Task goal - Using the data below, determine the number of lines that include the string "حالة". Write only that number.

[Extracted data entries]
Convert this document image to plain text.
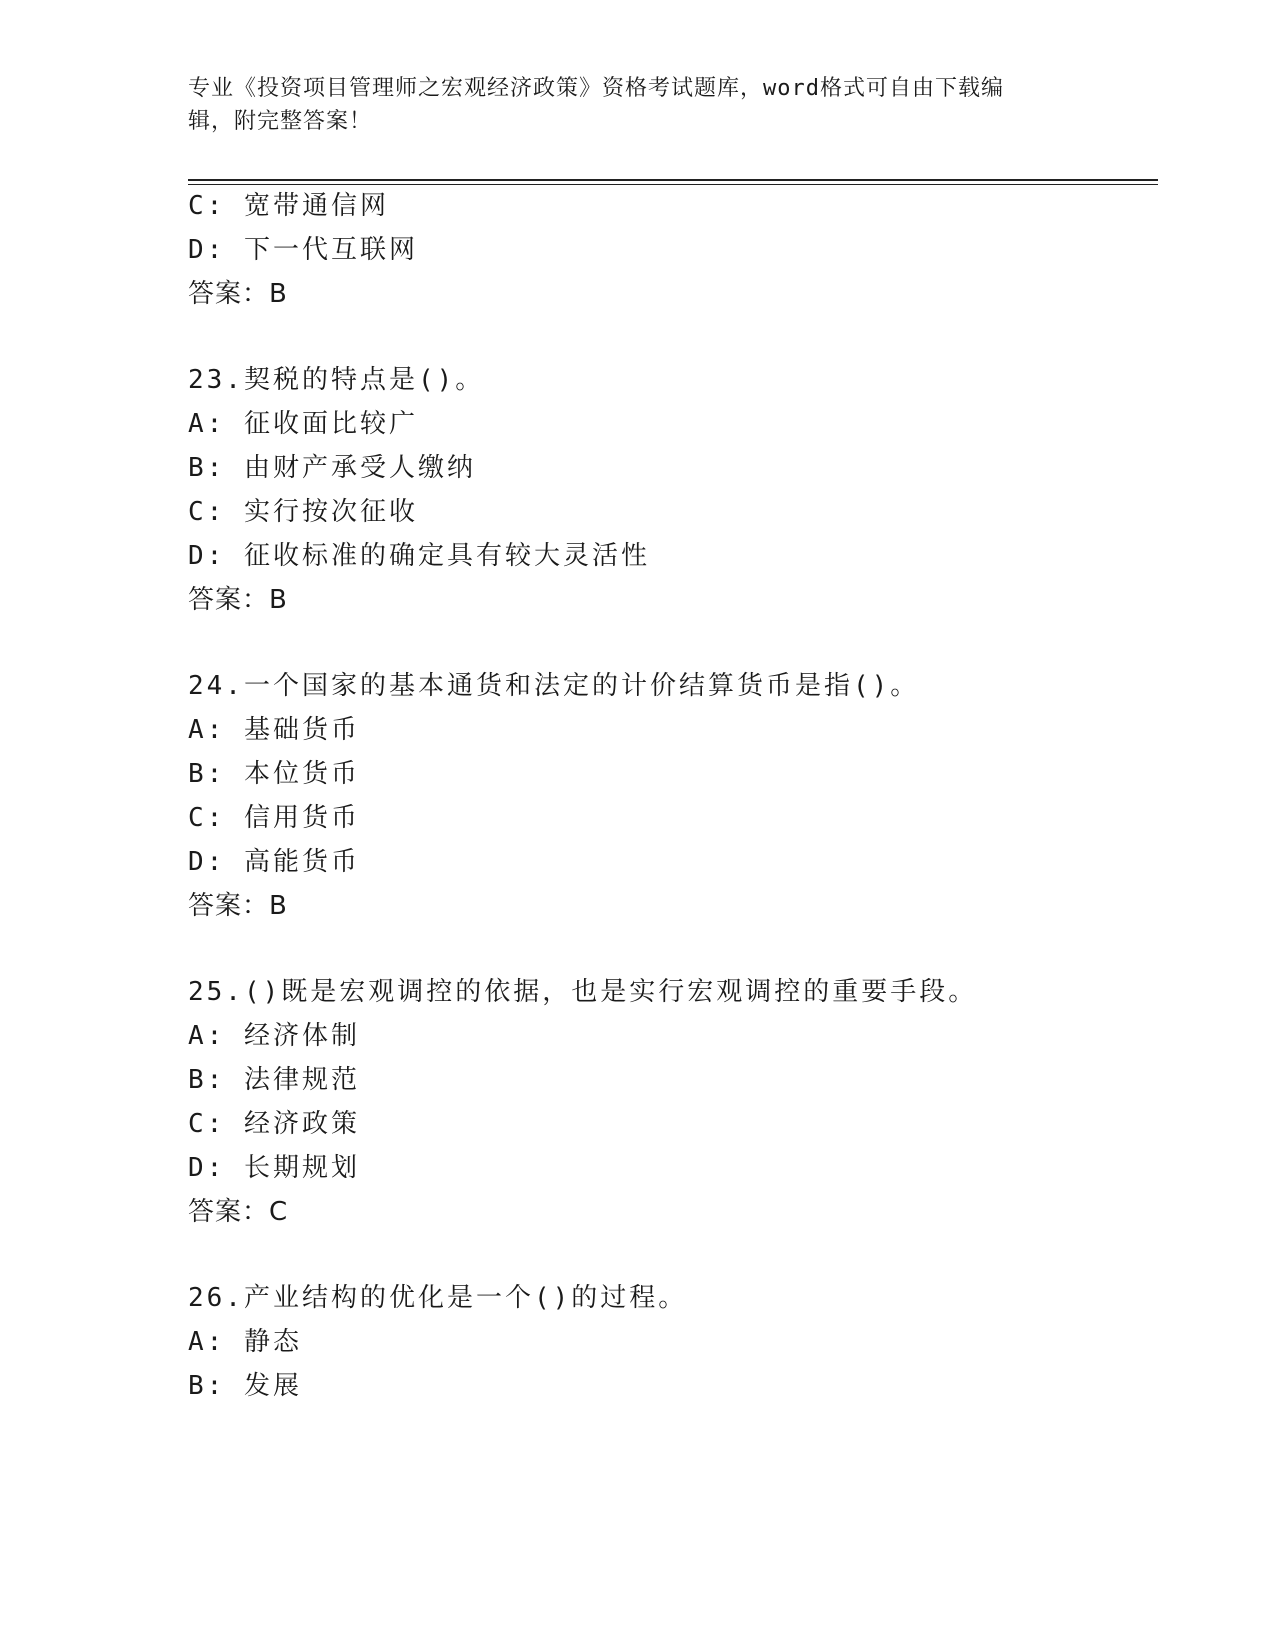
专业《投资项目管理师之宏观经济政策》资格考试题库，word格式可自由下载编
辑，附完整答案！
C: 宽带通信网
D: 下一代互联网
答案：B
23.契税的特点是()。
A: 征收面比较广
B: 由财产承受人缴纳
C: 实行按次征收
D: 征收标准的确定具有较大灵活性
答案：B
24.一个国家的基本通货和法定的计价结算货币是指()。
A: 基础货币
B: 本位货币
C: 信用货币
D: 高能货币
答案：B
25.()既是宏观调控的依据，也是实行宏观调控的重要手段。
A: 经济体制
B: 法律规范
C: 经济政策
D: 长期规划
答案：C
26.产业结构的优化是一个()的过程。
A: 静态
B: 发展
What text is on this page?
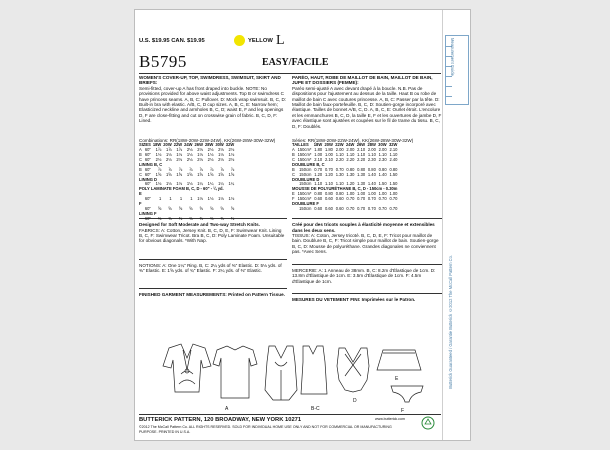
U.S. $19.95 CAN. $19.95	YELLOW L
B5795	EASY/FACILE
WOMEN'S COVER-UP, TOP, SWIMDRESS, SWIMSUIT, SKIRT AND BRIEFS:
Semi-fitted, cover-up A has front draped into buckle. NOTE: No provisions provided for above waist adjustments. Top B or swimdress C have princess seams. A, B, C: Pullover. D: Mock wrap swimsuit. B, C, D: Built-in bra with elastic. A/B, C, D cup sizes. A, B, C, E: Narrow hem; Elasticized neckline and armholes B, C, D; waist E, F and leg openings D, F are close-fitting and cut on crosswise grain of fabric. B, C, D, F: Lined.
Combinations: RR(18W-20W-22W-24W), KK(26W-28W-30W-32W)
SIZES		18W	20W	22W	24W	26W	28W	30W	32W
A	60"	1⅞	1⅞	1⅞	2⅛	2⅛	2⅛	2⅛	2⅛
B	60"	1⅛	1⅛	1⅛	1⅛	1⅛	1⅛	1⅛	1⅛
C	60"	2⅛	2⅛	2⅛	2⅛	2⅛	2⅛	2⅛	2⅛
LINING B, C									
B	60"	⅞	⅞	⅞	⅞	⅞	⅞	⅞	⅞
C	60"	1⅝	1⅝	1⅝	1⅝	1⅝	1⅝	1⅝	1⅝
LINING D									
	60"	1⅛	1⅛	1⅛	1⅛	1¼	1¼	1¼	1¼
POLY LAMINATE FOAM B, C, D - 60" - ¼ yd.									
E									
	60"	1	1	1	1	1⅛	1⅛	1⅛	1⅛
F									
	60"	⅝	⅝	⅝	⅝	⅝	⅝	⅝	⅝
LINING F									
	60"	⅜	⅜	⅜	⅜	⅜	⅜	⅜	⅜
Designed for Soft Moderate and Two-way Stretch Knits.
FABRICS: A: Cotton, Jersey Knit. B, C, D, E, F: Swimwear Knit. Lining B, C, F: Swimwear Tricot. Bra B, C, D: Poly Laminate Foam. Unsuitable for obvious diagonals. *With Nap.
NOTIONS: A: One 1¼" Ring. B, C: 2¼ yds of ⅜" Elastic. D: 5⅛ yds. of ⅜" Elastic. E: 1⅝ yds. of ¾" Elastic. F: 2¼ yds. of ⅜" Elastic.
FINISHED GARMENT MEASUREMENTS: Printed on Pattern Tissue.
PARÉO, HAUT, ROBE DE MAILLOT DE BAIN, MAILLOT DE BAIN, JUPE ET DOSSIERS (FEMME):
Paréo semi-ajusté A avec devant drapé à la boucle. N.B. Pas de dispositions pour l'ajustement au dessus de la taille. Haut B ou robe de maillot de bain C avec coutures princesse. A, B, C: Passer par la tête. D: Maillot de bain faux-portefeuille. B, C, D: Soutien-gorge incorporé avec élastique. Tailles de bonnet A/B, C, D. A, B, C, E: Ourlet étroit. L'encolure et les emmanchures B, C, D, la taille E, F et les ouvertures de jambe D, F avec élastique sont ajustées et coupées sur le fil de trame du tissu. B, C, D, F: Doublés.
Séries: RR(18W-20W-22W-24W), KK(26W-28W-30W-32W)
TAILLES		18W	20W	22W	24W	26W	28W	30W	32W
A	150cm*	1.80	1.80	2.00	2.00	2.10	2.00	2.00	2.10
B	150cm*	1.00	1.00	1.10	1.10	1.10	1.10	1.10	1.10
C	150cm*	2.10	2.10	2.20	2.20	2.20	2.30	2.30	2.40
DOUBLURE B, C									
B	150cm	0.70	0.70	0.70	0.80	0.80	0.80	0.80	0.80
C	150cm	1.20	1.20	1.30	1.30	1.30	1.40	1.40	1.50
DOUBLURE D									
	150cm	1.10	1.10	1.10	1.20	1.30	1.40	1.50	1.50
MOUSSE DE POLYURÉTHANE B, C, D - 150cm - 0.30m									
E	150cm*	0.80	0.80	0.80	1.00	1.00	1.00	1.00	1.00
F	150cm*	0.60	0.60	0.60	0.70	0.70	0.70	0.70	0.70
DOUBLURE F									
	150cm	0.60	0.60	0.60	0.70	0.70	0.70	0.70	0.70
Créé pour des tricots souples à élasticité moyenne et extensibles dans les deux sens.
TISSUS: A: Coton, Jersey tricoté. B, C, D, E, F: Tricot pour maillot de bain. Doublure B, C, F: Tricot simple pour maillot de bain. Soutien-gorge B, C, D: Mousse de polyuréthane. Grandes diagonales ne conviennent pas. *Avec Sens.
MERCERIE: A: 1 Anneau de 38mm. B, C: 8.2m d'Élastique de 1cm. D: 13.8m d'Élastique de 1cm. E: 3.5m d'Élastique de 1cm. F: 4.5m d'Élastique de 1cm.
MESURES DU VETEMENT FINI: Imprimées sur le Patron.
A	B-C
D
E
F
BUTTERICK PATTERN, 120 BROADWAY, NEW YORK 10271
©2012 The McCall Pattern Co. ALL RIGHTS RESERVED. SOLD FOR INDIVIDUAL HOME USE ONLY AND NOT FOR COMMERCIAL OR MANUFACTURING PURPOSE. PRINTED IN U.S.A.
www.butterick.com
Measurement Guide
Butterick Guaranteed / Garantie Butterick ©2012 The McCall Pattern Co.
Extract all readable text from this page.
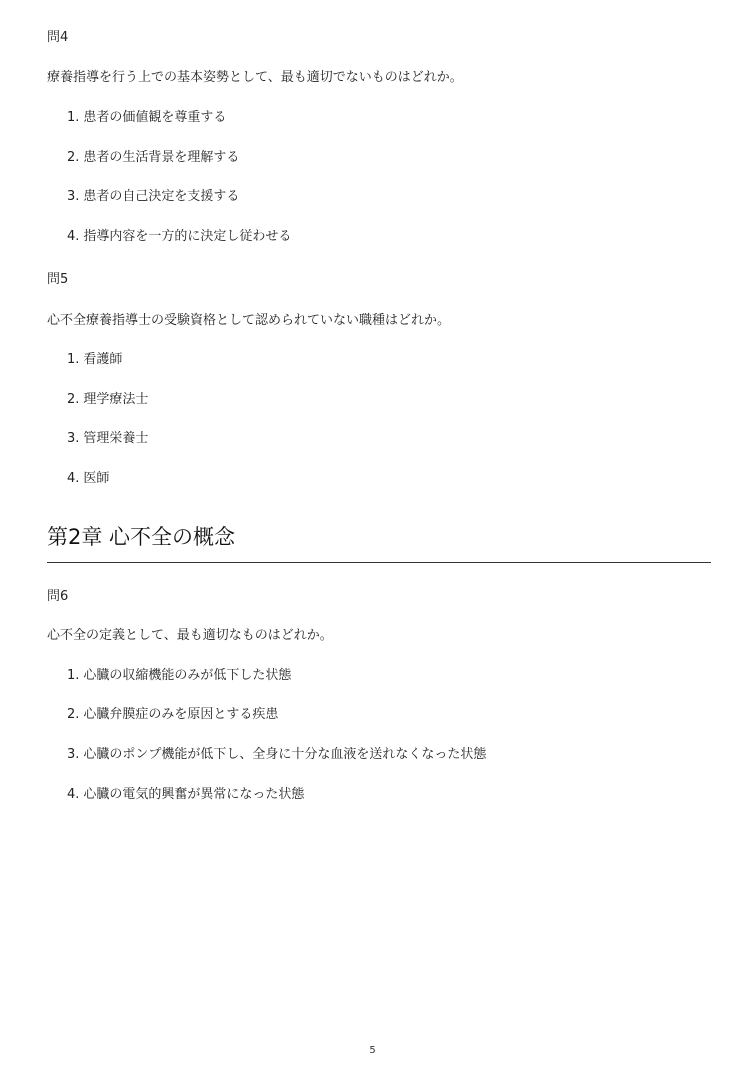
問4
療養指導を行う上での基本姿勢として、最も適切でないものはどれか。
1. 患者の価値観を尊重する
2. 患者の生活背景を理解する
3. 患者の自己決定を支援する
4. 指導内容を一方的に決定し従わせる
問5
心不全療養指導士の受験資格として認められていない職種はどれか。
1. 看護師
2. 理学療法士
3. 管理栄養士
4. 医師
第2章 心不全の概念
問6
心不全の定義として、最も適切なものはどれか。
1. 心臓の収縮機能のみが低下した状態
2. 心臓弁膜症のみを原因とする疾患
3. 心臓のポンプ機能が低下し、全身に十分な血液を送れなくなった状態
4. 心臓の電気的興奮が異常になった状態
5
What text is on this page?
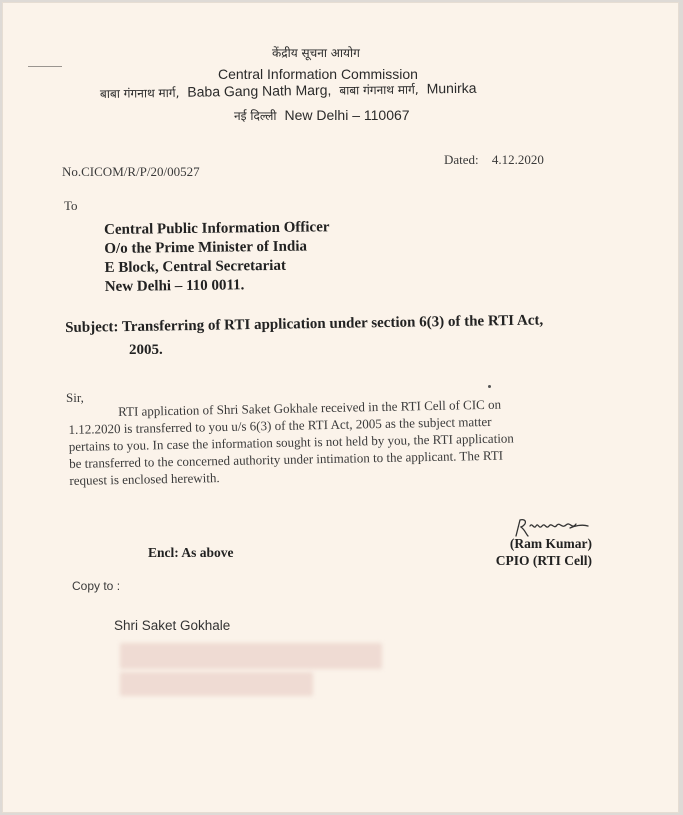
केंद्रीय सूचना आयोग
Central Information Commission
बाबा गंगनाथ मार्ग, Baba Gang Nath Marg, बाबा गंगनाथ मार्ग, Munirka
नई दिल्ली New Delhi – 110067
No.CICOM/R/P/20/00527
Dated: 4.12.2020
To
Central Public Information Officer
O/o the Prime Minister of India
E Block, Central Secretariat
New Delhi – 110 0011.
Subject: Transferring of RTI application under section 6(3) of the RTI Act,
2005.
Sir,	RTI application of Shri Saket Gokhale received in the RTI Cell of CIC on
1.12.2020 is transferred to you u/s 6(3) of the RTI Act, 2005 as the subject matter
pertains to you. In case the information sought is not held by you, the RTI application
be transferred to the concerned authority under intimation to the applicant. The RTI
request is enclosed herewith.
(Ram Kumar)
CPIO (RTI Cell)
Encl: As above
Copy to :
Shri Saket Gokhale
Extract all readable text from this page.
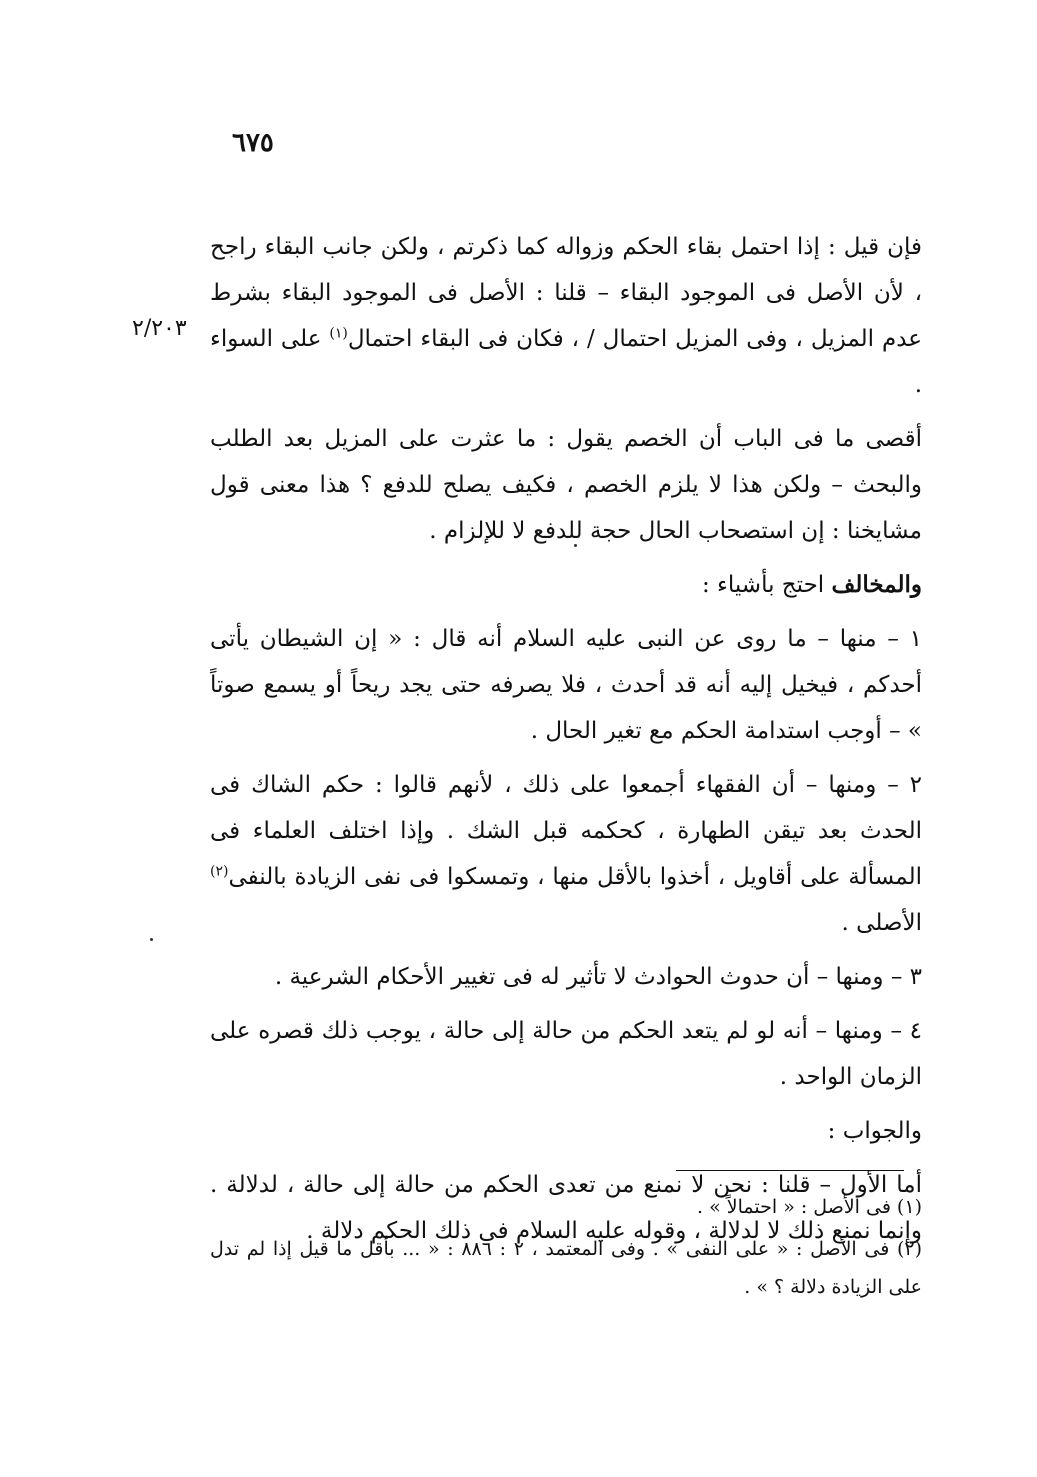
٦٧٥
٢/٢٠٣

فإن قيل : إذا احتمل بقاء الحكم وزواله كما ذكرتم ، ولكن جانب البقاء راجح ، لأن الأصل فى الموجود البقاء – قلنا : الأصل فى الموجود البقاء بشرط عدم المزيل ، وفى المزيل احتمال / ، فكان فى البقاء احتمال$^{(١)}$ على السواء .

أقصى ما فى الباب أن الخصم يقول : ما عثرت على المزيل بعد الطلب والبحث – ولكن هذا لا يلزم الخصم ، فكيف يصلح للدفع ؟ هذا معنى قول مشايخنا : إن استصحاب الحال حجة للدفع لا للإلزام .

والمخالف احتج بأشياء :

١ – منها – ما روى عن النبى عليه السلام أنه قال : « إن الشيطان يأتى أحدكم ، فيخيل إليه أنه قد أحدث ، فلا يصرفه حتى يجد ريحاً أو يسمع صوتاً » – أوجب استدامة الحكم مع تغير الحال .

٢ – ومنها – أن الفقهاء أجمعوا على ذلك ، لأنهم قالوا : حكم الشاك فى الحدث بعد تيقن الطهارة ، كحكمه قبل الشك . وإذا اختلف العلماء فى المسألة على أقاويل ، أخذوا بالأقل منها ، وتمسكوا فى نفى الزيادة بالنفى$^{(٢)}$ الأصلى .

٣ – ومنها – أن حدوث الحوادث لا تأثير له فى تغيير الأحكام الشرعية .

٤ – ومنها – أنه لو لم يتعد الحكم من حالة إلى حالة ، يوجب ذلك قصره على الزمان الواحد .

والجواب :

أما الأول – قلنا : نحن لا نمنع من تعدى الحكم من حالة إلى حالة ، لدلالة . وإنما نمنع ذلك لا لدلالة ، وقوله عليه السلام فى ذلك الحكم دلالة .

(١) فى الأصل : « احتمالاً » .

(٢) فى الأصل : « على النفى » . وفى المعتمد ، ٢ : ٨٨٦ : « ... بأقل ما قيل إذا لم تدل على الزيادة دلالة ؟ » .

Answer for the task - 2